Among the records below, find each line containing the word "Total" and copy it.

* [Records from a data source]:
□ □ □

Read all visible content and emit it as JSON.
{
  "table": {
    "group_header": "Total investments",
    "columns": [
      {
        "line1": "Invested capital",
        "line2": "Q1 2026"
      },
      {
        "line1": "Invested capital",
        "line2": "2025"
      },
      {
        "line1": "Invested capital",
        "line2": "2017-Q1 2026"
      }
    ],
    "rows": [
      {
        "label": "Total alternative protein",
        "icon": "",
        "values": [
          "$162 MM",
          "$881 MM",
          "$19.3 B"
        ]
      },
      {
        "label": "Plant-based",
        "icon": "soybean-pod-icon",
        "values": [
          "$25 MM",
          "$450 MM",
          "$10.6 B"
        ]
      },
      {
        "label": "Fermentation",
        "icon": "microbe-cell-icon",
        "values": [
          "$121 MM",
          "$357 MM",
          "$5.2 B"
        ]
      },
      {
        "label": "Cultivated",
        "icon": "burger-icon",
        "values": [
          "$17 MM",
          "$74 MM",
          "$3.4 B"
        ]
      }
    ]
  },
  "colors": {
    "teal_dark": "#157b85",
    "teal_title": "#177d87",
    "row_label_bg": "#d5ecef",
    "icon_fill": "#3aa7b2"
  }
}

□ □ □

* [ANSWER BELOW]:
    "group_header": "Total investments",
        "label": "Total alternative protein",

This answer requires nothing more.